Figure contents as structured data

<<<<

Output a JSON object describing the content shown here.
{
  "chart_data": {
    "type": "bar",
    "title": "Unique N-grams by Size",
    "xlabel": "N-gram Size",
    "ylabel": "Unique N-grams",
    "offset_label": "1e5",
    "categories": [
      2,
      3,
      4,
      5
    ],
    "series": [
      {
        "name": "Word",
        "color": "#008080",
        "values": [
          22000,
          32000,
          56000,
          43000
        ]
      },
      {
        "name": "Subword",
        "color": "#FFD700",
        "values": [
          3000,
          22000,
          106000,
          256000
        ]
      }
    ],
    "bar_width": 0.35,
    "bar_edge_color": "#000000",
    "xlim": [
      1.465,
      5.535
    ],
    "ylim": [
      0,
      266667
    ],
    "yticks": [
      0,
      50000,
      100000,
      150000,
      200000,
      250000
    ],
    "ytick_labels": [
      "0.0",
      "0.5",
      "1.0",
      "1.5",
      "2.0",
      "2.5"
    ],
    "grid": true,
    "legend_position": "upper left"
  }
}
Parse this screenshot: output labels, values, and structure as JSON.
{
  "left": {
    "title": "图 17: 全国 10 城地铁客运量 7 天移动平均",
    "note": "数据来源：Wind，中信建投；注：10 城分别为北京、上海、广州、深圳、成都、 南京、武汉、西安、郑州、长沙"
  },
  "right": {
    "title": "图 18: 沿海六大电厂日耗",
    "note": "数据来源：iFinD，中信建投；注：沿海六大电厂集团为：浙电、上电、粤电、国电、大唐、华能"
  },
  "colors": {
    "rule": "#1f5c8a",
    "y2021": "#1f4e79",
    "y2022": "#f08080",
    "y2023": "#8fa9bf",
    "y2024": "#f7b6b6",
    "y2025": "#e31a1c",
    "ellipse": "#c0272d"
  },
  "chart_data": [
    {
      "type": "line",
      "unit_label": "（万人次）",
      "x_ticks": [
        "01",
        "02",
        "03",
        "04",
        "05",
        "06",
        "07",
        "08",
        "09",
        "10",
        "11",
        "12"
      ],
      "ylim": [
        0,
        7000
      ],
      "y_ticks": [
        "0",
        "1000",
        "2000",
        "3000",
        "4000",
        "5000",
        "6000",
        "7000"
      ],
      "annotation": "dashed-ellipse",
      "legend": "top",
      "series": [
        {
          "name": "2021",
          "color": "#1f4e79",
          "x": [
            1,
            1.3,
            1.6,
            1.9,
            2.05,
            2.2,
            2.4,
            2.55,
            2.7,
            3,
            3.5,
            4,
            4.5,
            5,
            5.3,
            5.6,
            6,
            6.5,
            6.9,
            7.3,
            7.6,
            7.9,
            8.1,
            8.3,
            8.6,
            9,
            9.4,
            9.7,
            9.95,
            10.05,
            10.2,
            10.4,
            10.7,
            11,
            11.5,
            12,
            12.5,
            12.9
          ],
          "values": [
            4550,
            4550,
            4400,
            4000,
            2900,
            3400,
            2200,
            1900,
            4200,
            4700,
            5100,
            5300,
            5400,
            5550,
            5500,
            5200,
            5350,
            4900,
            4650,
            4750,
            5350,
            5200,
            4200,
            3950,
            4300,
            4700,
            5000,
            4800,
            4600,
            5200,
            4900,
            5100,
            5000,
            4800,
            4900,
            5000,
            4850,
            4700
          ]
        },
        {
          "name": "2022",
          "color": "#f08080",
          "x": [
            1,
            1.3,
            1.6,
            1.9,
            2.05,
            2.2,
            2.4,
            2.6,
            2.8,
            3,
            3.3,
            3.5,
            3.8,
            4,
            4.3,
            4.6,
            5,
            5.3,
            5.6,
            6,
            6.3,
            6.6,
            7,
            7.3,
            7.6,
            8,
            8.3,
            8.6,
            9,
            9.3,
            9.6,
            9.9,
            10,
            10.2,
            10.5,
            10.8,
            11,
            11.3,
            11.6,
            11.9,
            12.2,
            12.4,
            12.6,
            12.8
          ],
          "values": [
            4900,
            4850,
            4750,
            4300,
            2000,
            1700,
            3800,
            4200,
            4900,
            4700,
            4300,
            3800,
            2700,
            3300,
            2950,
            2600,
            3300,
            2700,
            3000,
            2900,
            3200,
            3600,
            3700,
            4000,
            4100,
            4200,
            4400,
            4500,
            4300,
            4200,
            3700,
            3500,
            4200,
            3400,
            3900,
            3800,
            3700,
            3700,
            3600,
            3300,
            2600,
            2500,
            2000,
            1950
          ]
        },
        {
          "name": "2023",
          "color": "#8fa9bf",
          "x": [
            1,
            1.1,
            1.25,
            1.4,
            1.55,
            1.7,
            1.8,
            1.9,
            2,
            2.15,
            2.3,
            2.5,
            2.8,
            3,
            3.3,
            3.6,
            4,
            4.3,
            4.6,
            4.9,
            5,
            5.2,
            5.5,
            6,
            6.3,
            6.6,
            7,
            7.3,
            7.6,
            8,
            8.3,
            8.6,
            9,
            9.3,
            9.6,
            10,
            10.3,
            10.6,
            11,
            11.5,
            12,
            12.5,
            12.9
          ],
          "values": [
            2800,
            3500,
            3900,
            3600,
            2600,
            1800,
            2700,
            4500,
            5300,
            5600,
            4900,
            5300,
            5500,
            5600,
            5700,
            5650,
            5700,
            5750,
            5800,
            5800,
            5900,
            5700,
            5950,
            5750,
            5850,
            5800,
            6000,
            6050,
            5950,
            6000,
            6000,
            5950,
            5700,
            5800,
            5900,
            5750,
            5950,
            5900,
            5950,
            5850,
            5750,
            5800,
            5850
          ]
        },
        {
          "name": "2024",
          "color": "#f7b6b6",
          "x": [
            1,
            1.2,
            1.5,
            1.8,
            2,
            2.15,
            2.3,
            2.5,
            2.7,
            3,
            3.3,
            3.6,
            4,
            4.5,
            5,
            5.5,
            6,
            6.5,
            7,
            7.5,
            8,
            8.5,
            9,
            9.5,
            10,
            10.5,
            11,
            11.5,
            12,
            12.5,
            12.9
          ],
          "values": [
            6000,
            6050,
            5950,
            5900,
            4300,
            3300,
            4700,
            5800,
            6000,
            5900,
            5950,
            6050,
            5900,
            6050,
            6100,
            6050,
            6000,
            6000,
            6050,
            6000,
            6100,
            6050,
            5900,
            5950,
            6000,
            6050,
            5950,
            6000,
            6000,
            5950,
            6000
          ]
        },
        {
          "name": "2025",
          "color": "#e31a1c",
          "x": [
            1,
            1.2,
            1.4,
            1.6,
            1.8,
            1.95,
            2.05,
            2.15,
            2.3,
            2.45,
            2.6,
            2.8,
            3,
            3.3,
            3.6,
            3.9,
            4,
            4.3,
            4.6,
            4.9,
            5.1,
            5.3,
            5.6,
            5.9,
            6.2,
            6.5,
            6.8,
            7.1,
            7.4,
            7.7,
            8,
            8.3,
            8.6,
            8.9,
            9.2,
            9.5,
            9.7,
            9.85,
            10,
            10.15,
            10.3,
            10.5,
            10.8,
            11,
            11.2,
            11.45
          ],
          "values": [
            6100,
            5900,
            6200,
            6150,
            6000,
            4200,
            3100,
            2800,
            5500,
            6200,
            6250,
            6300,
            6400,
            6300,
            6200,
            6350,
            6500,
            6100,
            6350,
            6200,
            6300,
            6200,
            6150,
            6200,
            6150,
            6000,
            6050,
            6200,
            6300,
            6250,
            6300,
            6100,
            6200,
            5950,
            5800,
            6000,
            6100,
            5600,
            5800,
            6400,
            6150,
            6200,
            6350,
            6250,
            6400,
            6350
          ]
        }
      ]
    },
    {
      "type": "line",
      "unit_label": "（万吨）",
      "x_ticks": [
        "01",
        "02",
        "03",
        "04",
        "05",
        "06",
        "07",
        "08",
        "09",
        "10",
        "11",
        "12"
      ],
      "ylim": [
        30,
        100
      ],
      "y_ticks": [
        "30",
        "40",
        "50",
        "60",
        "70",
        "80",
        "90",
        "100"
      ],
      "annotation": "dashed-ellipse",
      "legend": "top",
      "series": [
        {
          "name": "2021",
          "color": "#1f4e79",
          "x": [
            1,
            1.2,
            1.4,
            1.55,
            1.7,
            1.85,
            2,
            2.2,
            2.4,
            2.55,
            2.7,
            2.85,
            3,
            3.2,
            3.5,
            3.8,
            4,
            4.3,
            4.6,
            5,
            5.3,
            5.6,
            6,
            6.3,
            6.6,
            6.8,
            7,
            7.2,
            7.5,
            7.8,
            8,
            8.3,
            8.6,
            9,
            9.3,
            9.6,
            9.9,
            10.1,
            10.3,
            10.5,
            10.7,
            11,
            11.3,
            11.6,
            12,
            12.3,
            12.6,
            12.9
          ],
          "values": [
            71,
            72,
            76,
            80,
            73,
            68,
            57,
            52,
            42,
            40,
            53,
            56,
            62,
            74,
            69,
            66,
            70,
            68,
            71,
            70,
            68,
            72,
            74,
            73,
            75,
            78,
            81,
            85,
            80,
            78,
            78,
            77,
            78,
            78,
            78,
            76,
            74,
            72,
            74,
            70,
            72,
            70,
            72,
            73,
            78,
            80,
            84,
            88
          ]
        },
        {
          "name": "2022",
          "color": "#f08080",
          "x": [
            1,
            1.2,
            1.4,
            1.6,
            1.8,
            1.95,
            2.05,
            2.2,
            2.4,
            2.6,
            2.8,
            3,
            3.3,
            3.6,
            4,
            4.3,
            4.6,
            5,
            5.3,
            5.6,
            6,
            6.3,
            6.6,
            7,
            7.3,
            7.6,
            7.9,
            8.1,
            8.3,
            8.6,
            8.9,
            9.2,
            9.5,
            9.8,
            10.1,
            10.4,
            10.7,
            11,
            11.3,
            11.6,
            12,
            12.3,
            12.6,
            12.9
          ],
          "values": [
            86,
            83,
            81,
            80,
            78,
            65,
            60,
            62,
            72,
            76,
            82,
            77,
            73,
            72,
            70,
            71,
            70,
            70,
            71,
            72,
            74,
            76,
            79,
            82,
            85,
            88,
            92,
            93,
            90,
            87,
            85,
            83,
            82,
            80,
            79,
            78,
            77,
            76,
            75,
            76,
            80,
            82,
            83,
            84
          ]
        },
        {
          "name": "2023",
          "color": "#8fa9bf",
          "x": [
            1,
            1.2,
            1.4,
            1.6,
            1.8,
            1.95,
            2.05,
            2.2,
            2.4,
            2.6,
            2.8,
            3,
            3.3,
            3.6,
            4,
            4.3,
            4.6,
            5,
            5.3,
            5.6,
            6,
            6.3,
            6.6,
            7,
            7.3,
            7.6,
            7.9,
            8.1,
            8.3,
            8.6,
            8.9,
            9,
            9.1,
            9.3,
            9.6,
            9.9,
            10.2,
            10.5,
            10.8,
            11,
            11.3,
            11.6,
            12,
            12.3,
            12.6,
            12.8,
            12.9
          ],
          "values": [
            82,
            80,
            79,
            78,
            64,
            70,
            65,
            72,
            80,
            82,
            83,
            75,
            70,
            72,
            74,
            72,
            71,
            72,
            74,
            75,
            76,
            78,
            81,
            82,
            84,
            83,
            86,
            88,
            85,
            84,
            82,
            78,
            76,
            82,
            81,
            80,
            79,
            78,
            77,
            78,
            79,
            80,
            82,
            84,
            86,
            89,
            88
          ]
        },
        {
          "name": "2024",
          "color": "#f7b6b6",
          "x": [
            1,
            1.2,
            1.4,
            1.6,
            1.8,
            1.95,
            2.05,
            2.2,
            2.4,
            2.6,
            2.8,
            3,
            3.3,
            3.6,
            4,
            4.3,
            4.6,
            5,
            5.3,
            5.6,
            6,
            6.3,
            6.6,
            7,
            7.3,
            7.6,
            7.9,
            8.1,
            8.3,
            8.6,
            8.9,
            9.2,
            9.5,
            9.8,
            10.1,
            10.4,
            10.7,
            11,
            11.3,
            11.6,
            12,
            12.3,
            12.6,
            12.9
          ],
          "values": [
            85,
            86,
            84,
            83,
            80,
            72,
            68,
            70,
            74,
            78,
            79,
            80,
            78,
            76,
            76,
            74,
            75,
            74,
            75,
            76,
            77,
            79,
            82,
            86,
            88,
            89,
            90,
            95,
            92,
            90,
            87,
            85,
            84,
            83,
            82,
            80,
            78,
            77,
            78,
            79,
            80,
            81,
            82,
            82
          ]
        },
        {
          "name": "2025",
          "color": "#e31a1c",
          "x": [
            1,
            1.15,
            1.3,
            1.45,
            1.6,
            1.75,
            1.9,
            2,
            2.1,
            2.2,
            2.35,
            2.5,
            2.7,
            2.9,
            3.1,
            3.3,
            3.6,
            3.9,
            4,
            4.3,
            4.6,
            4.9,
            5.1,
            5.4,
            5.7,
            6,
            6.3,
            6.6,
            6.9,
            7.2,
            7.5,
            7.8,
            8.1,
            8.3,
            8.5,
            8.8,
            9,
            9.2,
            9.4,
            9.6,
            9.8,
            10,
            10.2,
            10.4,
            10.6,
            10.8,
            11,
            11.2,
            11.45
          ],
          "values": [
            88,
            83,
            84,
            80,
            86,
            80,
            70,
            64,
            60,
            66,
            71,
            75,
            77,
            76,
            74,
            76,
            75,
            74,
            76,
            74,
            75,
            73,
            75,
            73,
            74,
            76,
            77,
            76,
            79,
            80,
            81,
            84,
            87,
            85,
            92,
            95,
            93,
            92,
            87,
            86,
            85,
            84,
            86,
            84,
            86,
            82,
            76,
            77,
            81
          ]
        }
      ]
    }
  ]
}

>>>>

_Requirement_:
Track down the lines that include the word "数据来源" and copy them.

_Answer to the problem_:
    "note": "数据来源：Wind，中信建投；注：10 城分别为北京、上海、广州、深圳、成都、 南京、武汉、西安、郑州、长沙"
    "note": "数据来源：iFinD，中信建投；注：沿海六大电厂集团为：浙电、上电、粤电、国电、大唐、华能"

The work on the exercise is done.